▶ **Given entries**

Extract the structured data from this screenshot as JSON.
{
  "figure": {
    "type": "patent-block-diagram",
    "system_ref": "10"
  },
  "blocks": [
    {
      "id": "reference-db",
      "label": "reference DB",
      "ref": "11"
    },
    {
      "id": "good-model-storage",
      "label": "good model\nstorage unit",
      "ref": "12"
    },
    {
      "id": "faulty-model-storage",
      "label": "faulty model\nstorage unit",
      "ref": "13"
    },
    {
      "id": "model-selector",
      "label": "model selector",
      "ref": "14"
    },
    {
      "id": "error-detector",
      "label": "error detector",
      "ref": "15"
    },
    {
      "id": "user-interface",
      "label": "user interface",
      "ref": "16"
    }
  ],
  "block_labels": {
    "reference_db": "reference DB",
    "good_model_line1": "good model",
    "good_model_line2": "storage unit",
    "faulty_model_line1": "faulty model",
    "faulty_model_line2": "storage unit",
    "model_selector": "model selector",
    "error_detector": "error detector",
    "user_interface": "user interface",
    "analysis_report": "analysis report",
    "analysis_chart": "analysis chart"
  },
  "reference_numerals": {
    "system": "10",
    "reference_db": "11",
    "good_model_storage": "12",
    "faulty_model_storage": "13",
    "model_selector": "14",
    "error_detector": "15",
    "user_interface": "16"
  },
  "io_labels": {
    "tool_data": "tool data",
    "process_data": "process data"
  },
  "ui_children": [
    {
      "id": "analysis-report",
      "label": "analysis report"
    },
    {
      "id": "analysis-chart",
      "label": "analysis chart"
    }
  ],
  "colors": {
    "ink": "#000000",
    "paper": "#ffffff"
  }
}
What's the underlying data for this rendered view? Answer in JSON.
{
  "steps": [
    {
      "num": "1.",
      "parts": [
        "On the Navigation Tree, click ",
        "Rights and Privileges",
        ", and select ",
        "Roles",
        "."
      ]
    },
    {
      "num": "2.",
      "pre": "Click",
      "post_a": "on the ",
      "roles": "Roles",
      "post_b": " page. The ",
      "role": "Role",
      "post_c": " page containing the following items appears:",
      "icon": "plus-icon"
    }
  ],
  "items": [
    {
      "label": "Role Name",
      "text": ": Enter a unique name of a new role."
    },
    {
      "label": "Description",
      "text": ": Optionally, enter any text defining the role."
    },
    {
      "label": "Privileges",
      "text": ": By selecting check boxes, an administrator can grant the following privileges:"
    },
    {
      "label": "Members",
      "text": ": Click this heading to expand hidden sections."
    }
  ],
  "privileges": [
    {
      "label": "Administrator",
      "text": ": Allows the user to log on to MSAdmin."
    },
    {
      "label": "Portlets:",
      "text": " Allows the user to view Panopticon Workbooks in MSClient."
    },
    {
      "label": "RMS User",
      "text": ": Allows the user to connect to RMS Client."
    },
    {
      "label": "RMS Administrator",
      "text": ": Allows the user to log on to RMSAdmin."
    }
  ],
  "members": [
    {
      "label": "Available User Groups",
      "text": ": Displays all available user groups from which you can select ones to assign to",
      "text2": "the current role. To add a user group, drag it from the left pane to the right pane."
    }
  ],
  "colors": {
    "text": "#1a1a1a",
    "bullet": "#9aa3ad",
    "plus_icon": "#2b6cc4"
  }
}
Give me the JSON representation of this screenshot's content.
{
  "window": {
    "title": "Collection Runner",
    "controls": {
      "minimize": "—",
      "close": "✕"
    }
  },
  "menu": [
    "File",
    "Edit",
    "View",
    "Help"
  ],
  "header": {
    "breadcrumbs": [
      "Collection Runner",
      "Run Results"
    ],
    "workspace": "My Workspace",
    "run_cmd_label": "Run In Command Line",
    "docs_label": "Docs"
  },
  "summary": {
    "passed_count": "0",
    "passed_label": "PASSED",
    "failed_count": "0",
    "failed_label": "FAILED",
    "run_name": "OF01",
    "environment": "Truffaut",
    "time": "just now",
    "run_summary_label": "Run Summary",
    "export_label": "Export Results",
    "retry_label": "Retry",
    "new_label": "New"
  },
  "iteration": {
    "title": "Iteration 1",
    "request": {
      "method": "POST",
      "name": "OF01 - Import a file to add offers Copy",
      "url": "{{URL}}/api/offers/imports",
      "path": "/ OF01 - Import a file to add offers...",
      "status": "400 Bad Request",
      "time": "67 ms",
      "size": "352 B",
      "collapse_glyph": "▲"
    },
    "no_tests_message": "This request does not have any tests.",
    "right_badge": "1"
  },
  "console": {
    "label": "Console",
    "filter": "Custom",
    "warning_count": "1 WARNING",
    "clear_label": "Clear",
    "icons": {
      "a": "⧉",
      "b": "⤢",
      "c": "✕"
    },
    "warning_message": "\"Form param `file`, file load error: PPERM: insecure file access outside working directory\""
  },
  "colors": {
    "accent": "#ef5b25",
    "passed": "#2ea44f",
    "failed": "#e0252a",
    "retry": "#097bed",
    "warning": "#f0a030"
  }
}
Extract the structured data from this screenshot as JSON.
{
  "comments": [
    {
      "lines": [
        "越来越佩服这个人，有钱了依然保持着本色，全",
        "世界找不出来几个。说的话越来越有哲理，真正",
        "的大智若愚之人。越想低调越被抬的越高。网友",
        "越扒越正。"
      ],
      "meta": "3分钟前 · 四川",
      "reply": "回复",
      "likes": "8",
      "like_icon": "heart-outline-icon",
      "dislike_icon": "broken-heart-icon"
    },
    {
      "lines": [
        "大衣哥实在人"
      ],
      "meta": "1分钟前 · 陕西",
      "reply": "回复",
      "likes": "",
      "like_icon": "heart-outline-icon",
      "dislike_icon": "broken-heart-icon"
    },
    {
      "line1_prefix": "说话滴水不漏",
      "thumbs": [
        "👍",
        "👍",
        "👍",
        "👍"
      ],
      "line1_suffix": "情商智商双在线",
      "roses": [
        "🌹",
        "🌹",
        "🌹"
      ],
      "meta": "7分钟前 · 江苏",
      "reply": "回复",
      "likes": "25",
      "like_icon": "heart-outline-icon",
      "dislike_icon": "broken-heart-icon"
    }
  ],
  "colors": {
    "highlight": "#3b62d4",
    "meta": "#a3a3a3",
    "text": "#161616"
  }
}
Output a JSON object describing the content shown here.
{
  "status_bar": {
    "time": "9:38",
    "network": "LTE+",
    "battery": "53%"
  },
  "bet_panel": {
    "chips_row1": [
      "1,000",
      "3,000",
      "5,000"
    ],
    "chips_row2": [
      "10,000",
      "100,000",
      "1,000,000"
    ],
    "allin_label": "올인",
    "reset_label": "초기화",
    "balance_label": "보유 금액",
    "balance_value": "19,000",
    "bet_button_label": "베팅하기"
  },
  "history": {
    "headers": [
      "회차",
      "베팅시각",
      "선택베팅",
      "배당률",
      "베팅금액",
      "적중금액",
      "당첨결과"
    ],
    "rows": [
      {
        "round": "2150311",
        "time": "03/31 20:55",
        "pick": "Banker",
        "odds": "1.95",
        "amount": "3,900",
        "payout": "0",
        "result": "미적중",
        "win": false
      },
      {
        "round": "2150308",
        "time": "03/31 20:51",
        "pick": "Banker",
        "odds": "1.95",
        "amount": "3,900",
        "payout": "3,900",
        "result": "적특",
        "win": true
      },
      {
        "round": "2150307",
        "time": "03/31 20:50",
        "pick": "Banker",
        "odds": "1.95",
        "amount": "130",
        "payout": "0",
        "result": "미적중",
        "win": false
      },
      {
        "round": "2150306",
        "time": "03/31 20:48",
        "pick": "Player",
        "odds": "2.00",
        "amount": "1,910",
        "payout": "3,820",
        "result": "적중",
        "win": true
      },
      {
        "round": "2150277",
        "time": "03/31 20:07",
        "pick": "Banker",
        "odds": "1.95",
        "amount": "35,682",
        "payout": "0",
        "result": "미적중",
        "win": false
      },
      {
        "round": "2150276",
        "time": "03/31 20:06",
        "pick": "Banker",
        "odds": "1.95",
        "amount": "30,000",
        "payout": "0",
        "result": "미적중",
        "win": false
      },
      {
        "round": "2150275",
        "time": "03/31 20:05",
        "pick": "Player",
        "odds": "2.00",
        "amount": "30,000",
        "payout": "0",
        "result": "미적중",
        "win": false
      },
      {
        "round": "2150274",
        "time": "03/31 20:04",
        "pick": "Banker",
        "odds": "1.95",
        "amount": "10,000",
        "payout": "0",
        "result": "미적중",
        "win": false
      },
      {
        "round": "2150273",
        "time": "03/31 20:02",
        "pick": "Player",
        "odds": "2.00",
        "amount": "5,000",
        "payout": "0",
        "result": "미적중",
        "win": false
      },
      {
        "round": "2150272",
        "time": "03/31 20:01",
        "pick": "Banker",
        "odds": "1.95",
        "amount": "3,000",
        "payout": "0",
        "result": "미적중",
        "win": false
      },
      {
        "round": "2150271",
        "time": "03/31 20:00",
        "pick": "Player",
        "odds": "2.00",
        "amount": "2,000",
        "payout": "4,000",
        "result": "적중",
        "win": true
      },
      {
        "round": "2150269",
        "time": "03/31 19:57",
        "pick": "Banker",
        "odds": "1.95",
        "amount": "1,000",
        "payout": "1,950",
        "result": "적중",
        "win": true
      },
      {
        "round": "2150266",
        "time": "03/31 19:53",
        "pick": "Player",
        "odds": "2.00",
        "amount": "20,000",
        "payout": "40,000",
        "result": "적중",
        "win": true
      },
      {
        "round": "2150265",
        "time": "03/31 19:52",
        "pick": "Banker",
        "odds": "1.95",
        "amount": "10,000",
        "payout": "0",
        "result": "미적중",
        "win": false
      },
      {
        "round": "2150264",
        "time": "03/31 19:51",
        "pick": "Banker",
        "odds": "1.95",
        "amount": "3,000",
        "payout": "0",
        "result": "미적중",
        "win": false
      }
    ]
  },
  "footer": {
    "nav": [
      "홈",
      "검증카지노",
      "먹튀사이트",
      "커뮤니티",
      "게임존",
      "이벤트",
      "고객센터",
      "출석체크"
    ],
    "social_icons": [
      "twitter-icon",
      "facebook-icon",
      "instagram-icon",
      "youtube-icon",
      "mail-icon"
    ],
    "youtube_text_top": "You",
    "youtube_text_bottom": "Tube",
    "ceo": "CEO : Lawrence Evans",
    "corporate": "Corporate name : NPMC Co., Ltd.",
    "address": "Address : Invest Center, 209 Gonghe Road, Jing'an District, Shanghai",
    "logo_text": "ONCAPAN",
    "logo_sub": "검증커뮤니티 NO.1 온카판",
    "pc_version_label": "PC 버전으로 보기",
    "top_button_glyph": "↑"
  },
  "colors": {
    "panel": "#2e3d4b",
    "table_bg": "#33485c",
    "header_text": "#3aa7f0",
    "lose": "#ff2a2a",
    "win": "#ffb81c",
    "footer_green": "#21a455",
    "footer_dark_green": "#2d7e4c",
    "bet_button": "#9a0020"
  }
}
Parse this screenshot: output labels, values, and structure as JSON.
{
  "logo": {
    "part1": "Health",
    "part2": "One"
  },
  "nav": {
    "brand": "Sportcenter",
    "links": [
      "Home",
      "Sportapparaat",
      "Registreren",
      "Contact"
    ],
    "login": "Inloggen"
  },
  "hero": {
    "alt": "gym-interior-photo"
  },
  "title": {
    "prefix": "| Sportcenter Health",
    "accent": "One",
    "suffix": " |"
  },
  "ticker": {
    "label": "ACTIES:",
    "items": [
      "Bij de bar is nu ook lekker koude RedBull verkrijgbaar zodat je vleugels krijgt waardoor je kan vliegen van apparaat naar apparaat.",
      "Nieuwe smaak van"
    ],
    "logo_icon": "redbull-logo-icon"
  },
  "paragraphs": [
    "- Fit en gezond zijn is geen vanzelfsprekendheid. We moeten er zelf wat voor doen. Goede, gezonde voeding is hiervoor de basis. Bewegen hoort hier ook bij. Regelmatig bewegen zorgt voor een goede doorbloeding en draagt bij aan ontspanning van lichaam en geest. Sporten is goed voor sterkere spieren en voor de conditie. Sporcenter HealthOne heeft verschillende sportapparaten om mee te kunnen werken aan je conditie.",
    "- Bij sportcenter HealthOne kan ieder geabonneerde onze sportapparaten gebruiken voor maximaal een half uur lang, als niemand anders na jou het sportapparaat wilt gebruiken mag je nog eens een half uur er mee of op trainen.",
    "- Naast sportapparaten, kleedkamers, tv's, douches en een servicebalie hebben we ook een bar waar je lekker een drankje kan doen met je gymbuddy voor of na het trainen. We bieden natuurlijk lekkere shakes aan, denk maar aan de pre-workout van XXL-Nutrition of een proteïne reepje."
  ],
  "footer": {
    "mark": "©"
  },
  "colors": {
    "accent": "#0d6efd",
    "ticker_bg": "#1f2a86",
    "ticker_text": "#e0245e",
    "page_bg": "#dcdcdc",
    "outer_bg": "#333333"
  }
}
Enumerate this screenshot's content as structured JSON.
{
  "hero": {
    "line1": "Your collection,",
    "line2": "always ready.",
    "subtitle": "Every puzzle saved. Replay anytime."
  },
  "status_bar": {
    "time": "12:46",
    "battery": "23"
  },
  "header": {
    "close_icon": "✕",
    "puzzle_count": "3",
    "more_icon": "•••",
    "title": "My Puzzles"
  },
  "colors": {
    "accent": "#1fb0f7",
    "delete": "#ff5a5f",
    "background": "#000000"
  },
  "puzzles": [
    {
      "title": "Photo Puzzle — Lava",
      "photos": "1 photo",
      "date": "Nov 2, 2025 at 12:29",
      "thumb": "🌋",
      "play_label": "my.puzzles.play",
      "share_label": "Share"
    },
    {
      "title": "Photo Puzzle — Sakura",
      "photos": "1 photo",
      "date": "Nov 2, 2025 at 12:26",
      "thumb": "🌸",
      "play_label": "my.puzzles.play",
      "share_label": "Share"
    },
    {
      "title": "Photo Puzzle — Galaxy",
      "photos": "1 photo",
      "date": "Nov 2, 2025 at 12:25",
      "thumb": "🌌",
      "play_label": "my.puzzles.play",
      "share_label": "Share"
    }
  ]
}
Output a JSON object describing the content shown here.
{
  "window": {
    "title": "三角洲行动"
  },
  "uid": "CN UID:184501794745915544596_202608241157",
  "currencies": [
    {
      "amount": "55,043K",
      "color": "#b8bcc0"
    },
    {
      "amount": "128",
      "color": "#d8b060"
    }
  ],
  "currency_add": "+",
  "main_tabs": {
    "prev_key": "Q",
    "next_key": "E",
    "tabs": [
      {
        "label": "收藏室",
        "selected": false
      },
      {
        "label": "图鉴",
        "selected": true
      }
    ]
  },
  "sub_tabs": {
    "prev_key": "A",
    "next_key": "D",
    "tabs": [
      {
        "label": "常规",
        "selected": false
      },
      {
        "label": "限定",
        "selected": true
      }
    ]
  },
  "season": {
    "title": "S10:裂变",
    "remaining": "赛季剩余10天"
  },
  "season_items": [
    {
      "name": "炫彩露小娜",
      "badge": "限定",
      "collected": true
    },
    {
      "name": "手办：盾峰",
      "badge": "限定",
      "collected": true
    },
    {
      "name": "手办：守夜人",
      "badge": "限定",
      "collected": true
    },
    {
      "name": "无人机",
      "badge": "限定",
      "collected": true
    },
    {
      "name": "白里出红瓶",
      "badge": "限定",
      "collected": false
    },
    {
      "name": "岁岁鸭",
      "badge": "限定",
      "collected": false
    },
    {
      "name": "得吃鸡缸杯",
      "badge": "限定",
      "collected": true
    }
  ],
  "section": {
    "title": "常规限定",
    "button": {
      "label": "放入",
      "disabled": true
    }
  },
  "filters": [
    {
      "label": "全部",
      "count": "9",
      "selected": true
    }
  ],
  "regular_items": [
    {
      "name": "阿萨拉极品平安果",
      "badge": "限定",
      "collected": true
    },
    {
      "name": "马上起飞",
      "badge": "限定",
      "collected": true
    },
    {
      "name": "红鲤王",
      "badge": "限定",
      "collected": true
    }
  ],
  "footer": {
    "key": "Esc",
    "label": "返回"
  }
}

▶ **What is expected**
Gather each line in the data that holds the string "offers".

▶ **Answer for this exercise**
      "name": "OF01 - Import a file to add offers Copy",
      "url": "{{URL}}/api/offers/imports",
      "path": "/ OF01 - Import a file to add offers...",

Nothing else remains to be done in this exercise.